[Data items]
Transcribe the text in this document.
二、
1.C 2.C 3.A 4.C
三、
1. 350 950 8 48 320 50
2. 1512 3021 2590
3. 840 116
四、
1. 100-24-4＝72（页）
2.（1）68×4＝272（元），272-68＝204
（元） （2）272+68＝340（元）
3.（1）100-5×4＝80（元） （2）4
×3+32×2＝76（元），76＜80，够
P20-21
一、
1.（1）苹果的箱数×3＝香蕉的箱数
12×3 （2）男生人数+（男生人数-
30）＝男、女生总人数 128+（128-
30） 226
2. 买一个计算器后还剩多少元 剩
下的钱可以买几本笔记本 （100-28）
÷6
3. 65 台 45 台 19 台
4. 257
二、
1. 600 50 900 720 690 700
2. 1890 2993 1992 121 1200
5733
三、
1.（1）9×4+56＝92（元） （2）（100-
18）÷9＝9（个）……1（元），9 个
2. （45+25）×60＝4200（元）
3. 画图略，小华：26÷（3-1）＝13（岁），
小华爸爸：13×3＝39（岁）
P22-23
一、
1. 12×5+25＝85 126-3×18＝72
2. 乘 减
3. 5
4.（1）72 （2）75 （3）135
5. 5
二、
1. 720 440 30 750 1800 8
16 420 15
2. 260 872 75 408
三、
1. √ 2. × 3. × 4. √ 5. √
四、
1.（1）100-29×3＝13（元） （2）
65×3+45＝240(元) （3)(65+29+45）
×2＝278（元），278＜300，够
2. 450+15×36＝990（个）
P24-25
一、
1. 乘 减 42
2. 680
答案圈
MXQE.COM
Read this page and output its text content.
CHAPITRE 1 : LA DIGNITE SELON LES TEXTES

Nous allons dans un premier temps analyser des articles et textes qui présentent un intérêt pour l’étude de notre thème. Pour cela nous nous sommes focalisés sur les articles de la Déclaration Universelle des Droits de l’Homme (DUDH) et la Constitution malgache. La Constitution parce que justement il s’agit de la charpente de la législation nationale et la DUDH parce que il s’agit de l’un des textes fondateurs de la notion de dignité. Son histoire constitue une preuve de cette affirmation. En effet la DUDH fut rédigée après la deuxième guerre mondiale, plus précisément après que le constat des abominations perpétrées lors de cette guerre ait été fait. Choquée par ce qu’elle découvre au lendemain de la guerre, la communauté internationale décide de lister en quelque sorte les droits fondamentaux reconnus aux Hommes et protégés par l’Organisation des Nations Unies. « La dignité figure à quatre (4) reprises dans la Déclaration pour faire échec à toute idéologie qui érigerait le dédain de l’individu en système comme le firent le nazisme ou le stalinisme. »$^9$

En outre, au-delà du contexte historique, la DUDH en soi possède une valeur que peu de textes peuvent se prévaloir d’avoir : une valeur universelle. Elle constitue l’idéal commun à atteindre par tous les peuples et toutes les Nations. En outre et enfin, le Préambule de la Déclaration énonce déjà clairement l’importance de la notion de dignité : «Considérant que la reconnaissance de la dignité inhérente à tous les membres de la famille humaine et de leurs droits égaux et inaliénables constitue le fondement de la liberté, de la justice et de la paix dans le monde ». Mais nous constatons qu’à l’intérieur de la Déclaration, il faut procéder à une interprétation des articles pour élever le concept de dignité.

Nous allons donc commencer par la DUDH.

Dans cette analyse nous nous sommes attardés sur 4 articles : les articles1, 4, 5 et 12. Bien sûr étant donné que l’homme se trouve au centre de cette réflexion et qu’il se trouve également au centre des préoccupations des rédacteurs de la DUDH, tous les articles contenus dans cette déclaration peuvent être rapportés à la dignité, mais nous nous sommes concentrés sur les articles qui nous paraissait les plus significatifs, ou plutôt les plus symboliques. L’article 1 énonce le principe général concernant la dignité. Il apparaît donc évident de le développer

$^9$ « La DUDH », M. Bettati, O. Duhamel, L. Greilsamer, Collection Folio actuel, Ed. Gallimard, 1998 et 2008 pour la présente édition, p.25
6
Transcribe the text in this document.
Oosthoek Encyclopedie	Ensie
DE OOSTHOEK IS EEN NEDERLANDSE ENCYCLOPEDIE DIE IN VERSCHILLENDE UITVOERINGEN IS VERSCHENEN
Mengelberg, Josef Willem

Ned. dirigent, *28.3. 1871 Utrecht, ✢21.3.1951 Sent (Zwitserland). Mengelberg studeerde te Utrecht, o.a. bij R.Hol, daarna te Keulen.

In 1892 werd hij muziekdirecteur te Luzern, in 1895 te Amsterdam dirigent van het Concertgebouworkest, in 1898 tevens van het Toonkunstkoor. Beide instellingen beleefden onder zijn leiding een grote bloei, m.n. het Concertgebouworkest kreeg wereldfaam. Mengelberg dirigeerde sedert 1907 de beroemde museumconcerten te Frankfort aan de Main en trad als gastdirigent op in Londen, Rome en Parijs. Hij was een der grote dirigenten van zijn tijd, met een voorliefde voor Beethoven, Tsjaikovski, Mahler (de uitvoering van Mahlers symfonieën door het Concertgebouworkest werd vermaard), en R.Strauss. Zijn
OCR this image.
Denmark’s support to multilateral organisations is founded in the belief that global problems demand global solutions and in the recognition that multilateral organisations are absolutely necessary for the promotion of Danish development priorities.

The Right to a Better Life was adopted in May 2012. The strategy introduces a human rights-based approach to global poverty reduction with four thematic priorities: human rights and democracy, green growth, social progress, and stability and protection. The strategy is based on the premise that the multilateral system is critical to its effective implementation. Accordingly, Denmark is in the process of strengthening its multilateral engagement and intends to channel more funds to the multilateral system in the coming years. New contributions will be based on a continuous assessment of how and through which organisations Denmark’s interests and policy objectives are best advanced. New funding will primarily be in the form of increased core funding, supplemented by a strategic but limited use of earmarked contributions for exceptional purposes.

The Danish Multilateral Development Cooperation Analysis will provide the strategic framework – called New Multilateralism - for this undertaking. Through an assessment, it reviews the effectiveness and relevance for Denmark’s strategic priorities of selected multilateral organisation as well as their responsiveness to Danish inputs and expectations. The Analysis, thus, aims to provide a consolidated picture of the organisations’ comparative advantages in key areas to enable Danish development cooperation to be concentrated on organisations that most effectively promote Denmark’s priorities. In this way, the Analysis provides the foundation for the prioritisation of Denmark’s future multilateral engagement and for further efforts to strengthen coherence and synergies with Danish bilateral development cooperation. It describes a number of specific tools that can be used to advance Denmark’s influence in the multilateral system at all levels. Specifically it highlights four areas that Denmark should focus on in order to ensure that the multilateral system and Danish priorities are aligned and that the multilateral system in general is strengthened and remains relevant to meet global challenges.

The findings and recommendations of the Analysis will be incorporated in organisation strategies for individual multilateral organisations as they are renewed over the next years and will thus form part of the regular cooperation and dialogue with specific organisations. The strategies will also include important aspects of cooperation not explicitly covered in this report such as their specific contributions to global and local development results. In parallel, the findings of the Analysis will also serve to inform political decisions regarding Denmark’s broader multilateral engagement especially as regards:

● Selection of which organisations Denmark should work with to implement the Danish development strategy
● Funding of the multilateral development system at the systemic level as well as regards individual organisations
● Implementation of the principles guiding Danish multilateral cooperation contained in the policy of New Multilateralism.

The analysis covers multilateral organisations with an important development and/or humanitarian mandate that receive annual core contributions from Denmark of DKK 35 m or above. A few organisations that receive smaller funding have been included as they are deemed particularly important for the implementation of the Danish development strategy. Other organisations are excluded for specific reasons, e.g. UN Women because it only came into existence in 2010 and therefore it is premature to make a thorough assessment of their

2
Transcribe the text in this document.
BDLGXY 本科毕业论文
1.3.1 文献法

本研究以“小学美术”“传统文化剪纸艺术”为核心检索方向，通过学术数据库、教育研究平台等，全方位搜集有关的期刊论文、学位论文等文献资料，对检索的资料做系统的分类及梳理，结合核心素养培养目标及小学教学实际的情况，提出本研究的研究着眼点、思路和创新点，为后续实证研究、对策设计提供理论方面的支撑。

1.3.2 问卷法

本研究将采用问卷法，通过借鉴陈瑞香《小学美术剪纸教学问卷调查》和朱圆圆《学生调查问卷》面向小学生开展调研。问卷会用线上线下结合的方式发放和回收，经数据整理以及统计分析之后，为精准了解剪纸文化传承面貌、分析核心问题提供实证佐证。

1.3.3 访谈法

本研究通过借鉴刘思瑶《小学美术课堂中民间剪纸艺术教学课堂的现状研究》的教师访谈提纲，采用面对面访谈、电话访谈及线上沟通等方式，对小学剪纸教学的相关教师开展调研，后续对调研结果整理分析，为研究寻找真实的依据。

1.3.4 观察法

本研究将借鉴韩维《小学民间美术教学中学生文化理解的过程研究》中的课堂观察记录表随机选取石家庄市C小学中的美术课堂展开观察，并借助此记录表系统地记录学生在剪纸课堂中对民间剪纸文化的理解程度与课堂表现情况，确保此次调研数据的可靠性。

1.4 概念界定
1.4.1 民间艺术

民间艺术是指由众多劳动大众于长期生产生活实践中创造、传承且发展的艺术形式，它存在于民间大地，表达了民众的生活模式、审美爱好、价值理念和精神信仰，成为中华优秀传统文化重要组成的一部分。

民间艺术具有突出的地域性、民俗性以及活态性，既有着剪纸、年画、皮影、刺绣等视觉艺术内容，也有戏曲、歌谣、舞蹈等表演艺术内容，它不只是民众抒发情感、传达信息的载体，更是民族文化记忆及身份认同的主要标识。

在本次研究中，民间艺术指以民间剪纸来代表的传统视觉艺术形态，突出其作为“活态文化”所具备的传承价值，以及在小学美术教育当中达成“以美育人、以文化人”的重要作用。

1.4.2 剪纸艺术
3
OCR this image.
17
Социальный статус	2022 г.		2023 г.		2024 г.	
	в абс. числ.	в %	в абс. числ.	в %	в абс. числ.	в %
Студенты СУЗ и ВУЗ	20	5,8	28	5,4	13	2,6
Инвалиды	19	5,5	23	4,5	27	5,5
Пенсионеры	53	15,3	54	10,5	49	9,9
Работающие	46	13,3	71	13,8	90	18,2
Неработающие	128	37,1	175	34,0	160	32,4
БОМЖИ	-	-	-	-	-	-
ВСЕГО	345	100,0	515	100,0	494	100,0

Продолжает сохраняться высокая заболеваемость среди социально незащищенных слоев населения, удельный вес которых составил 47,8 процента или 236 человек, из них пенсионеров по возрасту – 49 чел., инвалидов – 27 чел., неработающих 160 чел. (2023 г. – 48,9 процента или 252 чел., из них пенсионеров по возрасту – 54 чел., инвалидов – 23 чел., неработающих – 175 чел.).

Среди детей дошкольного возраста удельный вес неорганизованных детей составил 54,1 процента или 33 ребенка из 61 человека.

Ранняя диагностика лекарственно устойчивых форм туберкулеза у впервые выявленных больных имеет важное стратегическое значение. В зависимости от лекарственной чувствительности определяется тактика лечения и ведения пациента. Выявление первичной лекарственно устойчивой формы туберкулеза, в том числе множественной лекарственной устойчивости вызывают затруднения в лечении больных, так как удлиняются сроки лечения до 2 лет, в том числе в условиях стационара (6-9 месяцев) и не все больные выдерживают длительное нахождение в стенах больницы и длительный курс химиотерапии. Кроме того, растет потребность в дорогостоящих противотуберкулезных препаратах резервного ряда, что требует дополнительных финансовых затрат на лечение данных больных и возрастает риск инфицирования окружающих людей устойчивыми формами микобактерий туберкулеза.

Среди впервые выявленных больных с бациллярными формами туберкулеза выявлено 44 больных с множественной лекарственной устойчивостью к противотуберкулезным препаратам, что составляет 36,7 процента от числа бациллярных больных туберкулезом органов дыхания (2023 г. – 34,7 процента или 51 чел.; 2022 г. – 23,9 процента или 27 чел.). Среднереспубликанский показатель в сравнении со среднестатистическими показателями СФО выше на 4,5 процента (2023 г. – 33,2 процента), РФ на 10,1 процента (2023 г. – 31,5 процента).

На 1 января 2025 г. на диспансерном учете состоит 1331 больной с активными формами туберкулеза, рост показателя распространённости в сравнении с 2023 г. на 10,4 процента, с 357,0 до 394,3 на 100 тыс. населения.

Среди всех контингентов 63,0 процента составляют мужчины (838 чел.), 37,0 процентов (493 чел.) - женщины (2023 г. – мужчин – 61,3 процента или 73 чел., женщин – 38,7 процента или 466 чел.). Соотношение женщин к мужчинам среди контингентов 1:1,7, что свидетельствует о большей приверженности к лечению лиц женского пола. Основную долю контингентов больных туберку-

_Written task_
Tell how many lines in the material contain the word "составил". Only the number is wanted.

_Exercise result_
2